Data entries for graphics ::
───

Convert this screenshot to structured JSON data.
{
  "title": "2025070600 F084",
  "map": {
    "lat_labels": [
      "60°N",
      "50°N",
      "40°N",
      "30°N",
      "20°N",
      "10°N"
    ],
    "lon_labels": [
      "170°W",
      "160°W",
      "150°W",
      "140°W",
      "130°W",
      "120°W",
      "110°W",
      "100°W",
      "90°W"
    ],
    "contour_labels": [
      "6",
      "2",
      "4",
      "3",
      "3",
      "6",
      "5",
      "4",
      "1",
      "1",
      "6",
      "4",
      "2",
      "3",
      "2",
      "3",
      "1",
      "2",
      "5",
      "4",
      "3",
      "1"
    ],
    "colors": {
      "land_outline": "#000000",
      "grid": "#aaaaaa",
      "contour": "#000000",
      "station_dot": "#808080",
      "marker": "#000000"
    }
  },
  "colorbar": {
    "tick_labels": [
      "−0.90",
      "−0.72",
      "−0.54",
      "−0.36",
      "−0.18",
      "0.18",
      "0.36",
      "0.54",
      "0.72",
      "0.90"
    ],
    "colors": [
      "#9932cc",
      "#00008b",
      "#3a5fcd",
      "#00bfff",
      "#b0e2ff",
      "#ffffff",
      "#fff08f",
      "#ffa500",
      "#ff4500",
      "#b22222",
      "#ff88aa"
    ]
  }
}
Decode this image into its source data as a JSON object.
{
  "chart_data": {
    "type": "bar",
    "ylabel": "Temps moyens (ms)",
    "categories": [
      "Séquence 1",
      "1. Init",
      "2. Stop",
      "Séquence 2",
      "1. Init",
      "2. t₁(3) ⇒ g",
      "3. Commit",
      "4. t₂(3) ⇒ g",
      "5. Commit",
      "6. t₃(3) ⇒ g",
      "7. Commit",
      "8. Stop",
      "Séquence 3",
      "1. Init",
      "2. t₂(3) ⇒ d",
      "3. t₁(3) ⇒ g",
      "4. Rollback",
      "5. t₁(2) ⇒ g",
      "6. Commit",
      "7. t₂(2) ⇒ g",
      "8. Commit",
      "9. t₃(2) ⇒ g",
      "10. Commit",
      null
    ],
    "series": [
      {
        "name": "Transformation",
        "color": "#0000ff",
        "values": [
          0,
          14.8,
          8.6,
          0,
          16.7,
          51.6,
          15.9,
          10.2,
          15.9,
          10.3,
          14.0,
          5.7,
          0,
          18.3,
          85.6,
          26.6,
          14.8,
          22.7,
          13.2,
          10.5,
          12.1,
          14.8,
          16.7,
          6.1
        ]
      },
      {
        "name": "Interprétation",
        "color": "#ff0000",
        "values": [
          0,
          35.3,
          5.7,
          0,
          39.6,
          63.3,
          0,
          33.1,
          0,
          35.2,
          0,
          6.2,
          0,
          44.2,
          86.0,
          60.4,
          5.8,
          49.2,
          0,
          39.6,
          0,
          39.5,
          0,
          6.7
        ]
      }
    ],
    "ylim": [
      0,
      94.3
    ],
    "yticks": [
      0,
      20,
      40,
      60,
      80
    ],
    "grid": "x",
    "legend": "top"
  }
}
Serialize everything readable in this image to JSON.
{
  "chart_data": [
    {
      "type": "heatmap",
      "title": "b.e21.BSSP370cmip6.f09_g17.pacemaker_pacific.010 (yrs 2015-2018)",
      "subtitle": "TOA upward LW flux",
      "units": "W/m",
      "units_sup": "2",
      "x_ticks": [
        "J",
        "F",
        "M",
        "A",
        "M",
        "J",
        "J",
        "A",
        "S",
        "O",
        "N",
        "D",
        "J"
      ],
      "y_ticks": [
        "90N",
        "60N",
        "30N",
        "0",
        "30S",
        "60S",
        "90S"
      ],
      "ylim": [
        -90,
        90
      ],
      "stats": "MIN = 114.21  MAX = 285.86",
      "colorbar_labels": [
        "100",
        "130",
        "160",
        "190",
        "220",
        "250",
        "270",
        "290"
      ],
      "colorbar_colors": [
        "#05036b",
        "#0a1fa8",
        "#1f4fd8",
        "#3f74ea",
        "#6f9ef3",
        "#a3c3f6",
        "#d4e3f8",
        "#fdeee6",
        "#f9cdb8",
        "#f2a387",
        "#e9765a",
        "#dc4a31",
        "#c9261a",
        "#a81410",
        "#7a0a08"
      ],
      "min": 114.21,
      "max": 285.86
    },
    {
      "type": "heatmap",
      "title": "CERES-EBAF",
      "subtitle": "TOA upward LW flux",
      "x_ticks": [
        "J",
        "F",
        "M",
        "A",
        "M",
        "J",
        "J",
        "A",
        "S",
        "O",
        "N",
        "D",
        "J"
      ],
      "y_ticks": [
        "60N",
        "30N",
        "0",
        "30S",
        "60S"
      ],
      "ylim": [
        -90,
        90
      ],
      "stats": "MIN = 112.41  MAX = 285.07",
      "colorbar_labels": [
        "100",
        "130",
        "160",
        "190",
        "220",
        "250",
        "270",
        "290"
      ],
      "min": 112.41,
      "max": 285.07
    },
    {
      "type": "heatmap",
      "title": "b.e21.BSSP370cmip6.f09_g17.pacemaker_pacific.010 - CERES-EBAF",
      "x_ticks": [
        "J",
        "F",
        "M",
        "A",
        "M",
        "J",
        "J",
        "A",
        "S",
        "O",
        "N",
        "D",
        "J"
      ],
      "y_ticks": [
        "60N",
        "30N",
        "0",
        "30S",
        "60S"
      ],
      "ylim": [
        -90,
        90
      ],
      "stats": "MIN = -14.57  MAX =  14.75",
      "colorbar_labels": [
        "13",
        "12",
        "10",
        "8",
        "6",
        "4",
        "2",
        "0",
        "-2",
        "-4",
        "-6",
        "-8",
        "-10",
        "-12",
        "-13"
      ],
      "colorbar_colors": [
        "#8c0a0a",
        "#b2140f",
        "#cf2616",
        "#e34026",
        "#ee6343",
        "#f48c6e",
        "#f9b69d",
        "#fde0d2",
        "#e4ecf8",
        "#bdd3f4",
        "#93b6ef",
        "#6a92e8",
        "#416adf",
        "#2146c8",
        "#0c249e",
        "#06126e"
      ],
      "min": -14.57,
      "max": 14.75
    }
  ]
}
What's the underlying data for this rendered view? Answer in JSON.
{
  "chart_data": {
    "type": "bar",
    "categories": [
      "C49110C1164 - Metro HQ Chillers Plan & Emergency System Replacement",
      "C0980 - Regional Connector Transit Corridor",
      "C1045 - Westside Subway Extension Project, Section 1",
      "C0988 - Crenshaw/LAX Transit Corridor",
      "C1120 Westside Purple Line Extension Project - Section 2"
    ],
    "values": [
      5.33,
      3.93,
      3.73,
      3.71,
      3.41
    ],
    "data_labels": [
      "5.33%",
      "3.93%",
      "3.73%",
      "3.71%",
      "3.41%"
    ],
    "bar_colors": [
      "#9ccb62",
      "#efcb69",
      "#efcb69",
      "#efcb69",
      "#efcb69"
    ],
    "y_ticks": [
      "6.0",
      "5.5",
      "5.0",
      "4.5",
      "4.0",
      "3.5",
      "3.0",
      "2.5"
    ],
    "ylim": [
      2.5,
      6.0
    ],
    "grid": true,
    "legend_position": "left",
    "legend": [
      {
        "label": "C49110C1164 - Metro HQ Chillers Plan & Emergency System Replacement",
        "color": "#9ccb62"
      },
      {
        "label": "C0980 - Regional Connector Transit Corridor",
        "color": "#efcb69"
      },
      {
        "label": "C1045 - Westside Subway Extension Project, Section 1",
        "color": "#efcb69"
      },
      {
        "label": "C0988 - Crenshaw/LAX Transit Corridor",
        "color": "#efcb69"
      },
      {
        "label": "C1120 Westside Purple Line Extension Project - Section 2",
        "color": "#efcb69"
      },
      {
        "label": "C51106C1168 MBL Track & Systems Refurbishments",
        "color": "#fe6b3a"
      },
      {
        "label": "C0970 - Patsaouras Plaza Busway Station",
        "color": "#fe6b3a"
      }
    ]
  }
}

───

WHAT YOU WILL DO :: Search the data above for the string "name" and copy each line that has it.

RESULT OF THIS TASK ::
        "name": "Transformation",
        "name": "Interprétation",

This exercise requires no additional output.